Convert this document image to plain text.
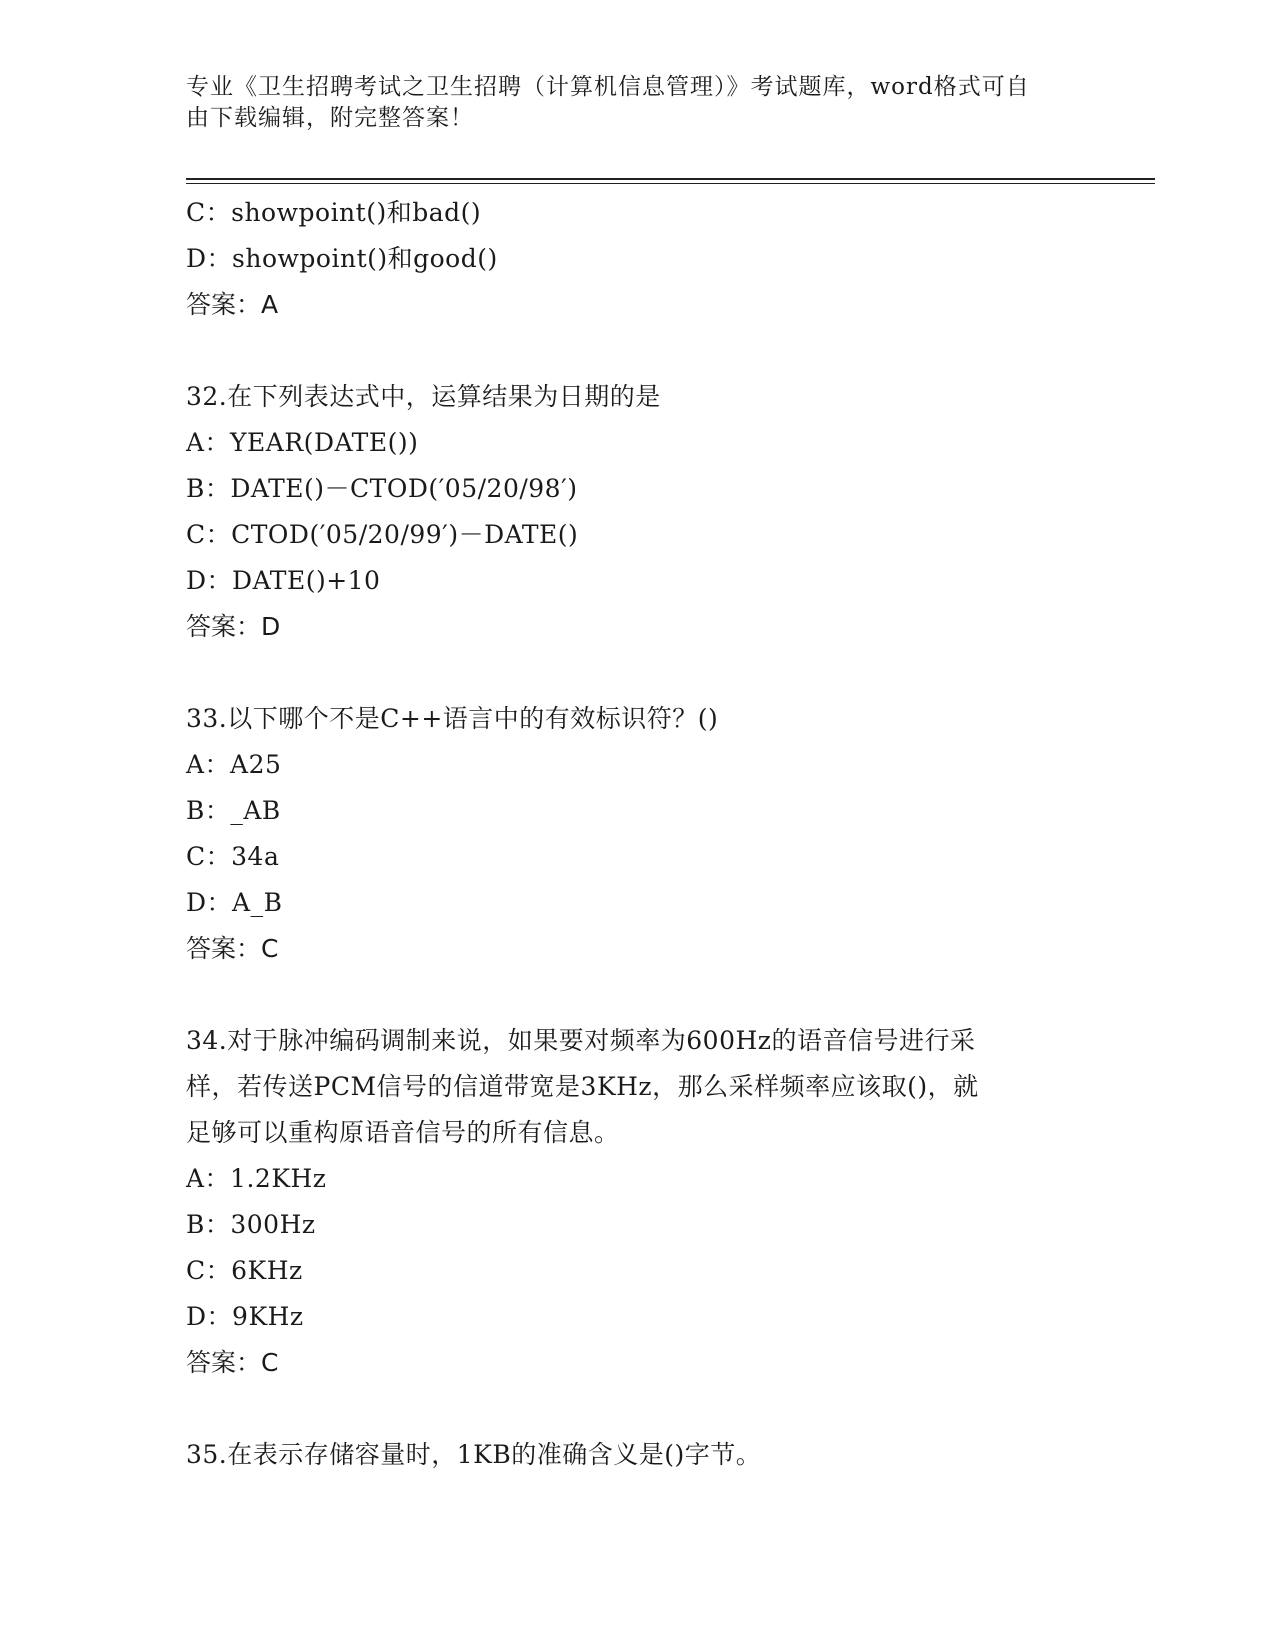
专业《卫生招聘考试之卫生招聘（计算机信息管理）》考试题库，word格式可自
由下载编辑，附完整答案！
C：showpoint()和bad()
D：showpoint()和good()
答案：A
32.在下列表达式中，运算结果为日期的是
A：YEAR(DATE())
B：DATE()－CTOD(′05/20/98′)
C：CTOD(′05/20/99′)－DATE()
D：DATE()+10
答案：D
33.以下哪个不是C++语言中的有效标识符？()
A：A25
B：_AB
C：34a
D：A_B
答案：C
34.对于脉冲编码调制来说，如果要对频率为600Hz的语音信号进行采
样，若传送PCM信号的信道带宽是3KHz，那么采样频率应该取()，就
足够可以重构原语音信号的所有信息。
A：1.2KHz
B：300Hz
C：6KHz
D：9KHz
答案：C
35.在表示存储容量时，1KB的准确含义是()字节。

● Your goal: Go through the listing above and write it all out exactly, leaving out any picture.

● Completed task:
Convert this document image to plain text.
专业《卫生招聘考试之卫生招聘（计算机信息管理）》考试题库，word格式可自
由下载编辑，附完整答案！
C：showpoint()和bad()
D：showpoint()和good()
答案：A
32.在下列表达式中，运算结果为日期的是
A：YEAR(DATE())
B：DATE()－CTOD(′05/20/98′)
C：CTOD(′05/20/99′)－DATE()
D：DATE()+10
答案：D
33.以下哪个不是C++语言中的有效标识符？()
A：A25
B：_AB
C：34a
D：A_B
答案：C
34.对于脉冲编码调制来说，如果要对频率为600Hz的语音信号进行采
样，若传送PCM信号的信道带宽是3KHz，那么采样频率应该取()，就
足够可以重构原语音信号的所有信息。
A：1.2KHz
B：300Hz
C：6KHz
D：9KHz
答案：C
35.在表示存储容量时，1KB的准确含义是()字节。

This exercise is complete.